[START]
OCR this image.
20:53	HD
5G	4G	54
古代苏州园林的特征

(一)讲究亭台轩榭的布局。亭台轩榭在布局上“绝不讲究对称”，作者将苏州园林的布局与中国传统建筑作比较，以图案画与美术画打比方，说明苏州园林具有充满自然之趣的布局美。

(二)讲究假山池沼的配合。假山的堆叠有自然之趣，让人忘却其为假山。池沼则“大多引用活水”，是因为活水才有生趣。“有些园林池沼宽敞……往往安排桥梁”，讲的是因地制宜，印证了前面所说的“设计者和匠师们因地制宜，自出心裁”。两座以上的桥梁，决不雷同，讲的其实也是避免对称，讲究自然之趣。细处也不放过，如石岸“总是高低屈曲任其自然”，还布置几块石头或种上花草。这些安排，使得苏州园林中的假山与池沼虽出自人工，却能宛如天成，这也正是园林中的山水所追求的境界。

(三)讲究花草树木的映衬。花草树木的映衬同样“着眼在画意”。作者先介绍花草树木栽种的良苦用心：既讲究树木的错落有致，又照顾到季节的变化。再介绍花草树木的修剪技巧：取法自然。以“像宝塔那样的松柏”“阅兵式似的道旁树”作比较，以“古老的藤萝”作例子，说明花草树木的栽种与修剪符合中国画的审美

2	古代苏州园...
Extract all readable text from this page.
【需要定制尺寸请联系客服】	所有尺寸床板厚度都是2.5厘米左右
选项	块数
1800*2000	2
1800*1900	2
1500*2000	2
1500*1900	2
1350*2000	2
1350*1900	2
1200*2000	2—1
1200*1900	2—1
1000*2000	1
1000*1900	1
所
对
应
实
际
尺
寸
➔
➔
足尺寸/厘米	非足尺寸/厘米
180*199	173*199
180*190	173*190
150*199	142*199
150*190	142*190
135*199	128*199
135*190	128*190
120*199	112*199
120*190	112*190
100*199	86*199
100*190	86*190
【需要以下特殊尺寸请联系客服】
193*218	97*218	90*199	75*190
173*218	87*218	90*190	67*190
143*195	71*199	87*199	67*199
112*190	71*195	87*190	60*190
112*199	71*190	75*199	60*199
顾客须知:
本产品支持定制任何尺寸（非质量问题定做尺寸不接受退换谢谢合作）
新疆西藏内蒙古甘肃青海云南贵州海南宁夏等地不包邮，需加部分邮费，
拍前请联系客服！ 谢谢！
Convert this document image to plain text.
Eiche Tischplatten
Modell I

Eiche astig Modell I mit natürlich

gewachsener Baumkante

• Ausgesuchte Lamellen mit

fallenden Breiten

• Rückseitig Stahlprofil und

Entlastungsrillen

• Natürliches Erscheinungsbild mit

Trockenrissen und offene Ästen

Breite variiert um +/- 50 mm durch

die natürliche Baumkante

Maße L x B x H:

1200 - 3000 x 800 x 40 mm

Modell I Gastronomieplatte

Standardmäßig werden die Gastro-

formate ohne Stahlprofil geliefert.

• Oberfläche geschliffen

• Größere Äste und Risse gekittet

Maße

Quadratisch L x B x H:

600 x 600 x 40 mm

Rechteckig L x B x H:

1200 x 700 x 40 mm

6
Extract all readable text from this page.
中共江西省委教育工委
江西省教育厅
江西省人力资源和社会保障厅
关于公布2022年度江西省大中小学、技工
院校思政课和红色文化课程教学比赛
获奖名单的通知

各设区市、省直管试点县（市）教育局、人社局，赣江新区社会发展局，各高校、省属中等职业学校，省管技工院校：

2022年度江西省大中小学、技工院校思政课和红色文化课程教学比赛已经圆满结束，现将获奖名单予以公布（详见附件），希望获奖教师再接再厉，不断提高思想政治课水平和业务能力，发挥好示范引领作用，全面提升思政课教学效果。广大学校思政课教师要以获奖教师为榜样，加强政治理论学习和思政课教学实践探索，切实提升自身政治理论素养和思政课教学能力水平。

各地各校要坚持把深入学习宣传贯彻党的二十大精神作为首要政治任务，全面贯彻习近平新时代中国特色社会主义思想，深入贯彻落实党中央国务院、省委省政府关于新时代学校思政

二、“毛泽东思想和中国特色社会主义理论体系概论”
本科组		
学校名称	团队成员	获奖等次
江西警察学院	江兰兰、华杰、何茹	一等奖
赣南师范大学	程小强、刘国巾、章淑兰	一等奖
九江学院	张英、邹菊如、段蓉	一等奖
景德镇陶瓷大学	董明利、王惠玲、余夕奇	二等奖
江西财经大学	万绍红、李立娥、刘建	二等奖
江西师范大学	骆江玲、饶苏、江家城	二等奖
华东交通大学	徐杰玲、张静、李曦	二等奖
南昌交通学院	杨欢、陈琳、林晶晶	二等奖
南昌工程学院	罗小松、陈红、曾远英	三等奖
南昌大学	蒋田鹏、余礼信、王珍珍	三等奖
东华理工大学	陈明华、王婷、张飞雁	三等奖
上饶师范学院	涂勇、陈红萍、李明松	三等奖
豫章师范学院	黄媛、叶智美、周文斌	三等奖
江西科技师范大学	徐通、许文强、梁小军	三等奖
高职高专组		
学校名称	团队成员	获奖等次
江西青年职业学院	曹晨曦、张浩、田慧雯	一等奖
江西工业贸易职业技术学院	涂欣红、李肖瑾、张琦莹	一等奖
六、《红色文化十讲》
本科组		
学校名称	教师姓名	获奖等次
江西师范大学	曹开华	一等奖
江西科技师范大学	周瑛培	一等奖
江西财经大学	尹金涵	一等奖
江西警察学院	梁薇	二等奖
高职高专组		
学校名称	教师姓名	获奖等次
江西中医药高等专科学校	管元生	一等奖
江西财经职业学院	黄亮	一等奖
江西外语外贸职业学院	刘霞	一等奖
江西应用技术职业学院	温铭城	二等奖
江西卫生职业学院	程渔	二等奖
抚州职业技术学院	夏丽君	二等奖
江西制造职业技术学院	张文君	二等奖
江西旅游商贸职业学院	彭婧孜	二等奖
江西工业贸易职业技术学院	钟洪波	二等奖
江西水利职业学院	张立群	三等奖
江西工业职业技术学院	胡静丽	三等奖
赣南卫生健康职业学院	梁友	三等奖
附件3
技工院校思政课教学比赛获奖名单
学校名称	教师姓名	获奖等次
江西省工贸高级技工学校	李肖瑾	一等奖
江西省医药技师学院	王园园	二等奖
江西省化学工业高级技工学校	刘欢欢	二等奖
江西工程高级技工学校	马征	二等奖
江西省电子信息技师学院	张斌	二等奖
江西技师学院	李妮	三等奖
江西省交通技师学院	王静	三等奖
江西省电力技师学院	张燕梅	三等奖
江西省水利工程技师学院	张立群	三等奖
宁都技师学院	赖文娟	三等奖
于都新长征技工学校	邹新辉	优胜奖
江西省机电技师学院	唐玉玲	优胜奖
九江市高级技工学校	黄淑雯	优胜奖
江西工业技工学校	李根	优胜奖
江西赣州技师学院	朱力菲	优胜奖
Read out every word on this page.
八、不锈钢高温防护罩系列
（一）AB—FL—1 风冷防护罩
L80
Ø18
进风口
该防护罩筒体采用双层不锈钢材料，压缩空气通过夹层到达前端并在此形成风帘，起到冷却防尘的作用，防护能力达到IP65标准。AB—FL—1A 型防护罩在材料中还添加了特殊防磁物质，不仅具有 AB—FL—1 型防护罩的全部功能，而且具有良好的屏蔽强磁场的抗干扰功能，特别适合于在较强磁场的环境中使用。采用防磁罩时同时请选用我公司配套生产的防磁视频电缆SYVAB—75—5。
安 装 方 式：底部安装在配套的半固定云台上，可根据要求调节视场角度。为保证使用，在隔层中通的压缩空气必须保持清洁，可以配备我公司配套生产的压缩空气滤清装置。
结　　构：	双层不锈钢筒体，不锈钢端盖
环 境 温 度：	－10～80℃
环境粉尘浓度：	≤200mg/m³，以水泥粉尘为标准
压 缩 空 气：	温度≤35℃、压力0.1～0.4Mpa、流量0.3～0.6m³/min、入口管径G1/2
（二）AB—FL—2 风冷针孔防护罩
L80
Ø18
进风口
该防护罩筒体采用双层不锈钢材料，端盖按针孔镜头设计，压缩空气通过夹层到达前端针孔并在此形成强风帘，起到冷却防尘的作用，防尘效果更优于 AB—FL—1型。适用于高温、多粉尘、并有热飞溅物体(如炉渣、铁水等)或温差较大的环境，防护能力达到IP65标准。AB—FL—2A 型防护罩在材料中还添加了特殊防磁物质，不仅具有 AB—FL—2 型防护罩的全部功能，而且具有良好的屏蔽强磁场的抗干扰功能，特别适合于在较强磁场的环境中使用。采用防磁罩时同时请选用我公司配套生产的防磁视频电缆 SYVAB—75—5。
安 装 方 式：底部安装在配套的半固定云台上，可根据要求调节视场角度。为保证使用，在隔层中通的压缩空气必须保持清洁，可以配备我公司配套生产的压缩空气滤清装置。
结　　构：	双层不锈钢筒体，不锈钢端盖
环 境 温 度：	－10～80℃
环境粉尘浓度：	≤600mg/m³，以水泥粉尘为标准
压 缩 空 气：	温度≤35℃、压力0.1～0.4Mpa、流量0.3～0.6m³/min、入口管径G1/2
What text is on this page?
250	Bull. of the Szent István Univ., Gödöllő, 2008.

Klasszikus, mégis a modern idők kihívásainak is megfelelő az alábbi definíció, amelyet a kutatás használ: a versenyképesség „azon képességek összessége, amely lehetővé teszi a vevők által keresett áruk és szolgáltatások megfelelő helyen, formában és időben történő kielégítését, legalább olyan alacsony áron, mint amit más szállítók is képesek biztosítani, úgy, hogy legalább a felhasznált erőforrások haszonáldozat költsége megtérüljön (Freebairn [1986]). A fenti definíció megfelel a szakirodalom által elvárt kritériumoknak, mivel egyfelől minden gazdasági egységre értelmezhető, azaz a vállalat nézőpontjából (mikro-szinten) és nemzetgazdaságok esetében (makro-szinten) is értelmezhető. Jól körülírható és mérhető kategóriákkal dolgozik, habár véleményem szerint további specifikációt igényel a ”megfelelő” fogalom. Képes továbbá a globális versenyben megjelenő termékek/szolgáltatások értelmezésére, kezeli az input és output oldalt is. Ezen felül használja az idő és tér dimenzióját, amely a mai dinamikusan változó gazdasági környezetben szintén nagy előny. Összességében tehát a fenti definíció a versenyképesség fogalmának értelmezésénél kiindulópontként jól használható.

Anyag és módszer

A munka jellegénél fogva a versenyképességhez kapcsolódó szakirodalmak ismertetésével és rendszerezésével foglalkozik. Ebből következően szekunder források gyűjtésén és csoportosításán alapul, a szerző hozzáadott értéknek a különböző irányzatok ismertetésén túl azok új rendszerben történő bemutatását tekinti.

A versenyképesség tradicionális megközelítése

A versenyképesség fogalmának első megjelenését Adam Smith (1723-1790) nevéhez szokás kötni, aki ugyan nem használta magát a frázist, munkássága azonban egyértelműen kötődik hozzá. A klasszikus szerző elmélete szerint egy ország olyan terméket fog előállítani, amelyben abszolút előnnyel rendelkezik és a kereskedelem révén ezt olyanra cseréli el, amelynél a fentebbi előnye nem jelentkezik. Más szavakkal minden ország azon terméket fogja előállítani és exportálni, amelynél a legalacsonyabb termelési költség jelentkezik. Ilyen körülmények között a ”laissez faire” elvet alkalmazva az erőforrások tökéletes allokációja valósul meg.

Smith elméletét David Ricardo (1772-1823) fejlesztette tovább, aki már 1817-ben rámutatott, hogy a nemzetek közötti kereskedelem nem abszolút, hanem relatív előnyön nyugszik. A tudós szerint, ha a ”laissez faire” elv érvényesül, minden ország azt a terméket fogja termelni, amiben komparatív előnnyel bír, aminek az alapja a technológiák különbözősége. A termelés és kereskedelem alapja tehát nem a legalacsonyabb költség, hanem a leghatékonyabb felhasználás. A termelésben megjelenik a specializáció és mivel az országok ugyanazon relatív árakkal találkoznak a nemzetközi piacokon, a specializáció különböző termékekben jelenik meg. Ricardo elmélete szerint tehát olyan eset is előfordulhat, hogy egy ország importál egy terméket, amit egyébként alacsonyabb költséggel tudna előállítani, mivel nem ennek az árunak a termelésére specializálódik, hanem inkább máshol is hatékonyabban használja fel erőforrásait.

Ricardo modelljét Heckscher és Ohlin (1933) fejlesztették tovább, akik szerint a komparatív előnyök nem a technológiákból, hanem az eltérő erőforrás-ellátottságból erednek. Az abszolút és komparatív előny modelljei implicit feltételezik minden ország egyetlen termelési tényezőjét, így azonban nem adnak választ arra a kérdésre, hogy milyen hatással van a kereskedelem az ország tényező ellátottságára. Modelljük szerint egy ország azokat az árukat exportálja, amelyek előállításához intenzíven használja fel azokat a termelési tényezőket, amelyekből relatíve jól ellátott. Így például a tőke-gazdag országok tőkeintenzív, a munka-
[END]
Copy all the lines above that hold the string "Stahlprofil".

◆ **EXERCISE SOLUTION**
• Rückseitig Stahlprofil und
formate ohne Stahlprofil geliefert.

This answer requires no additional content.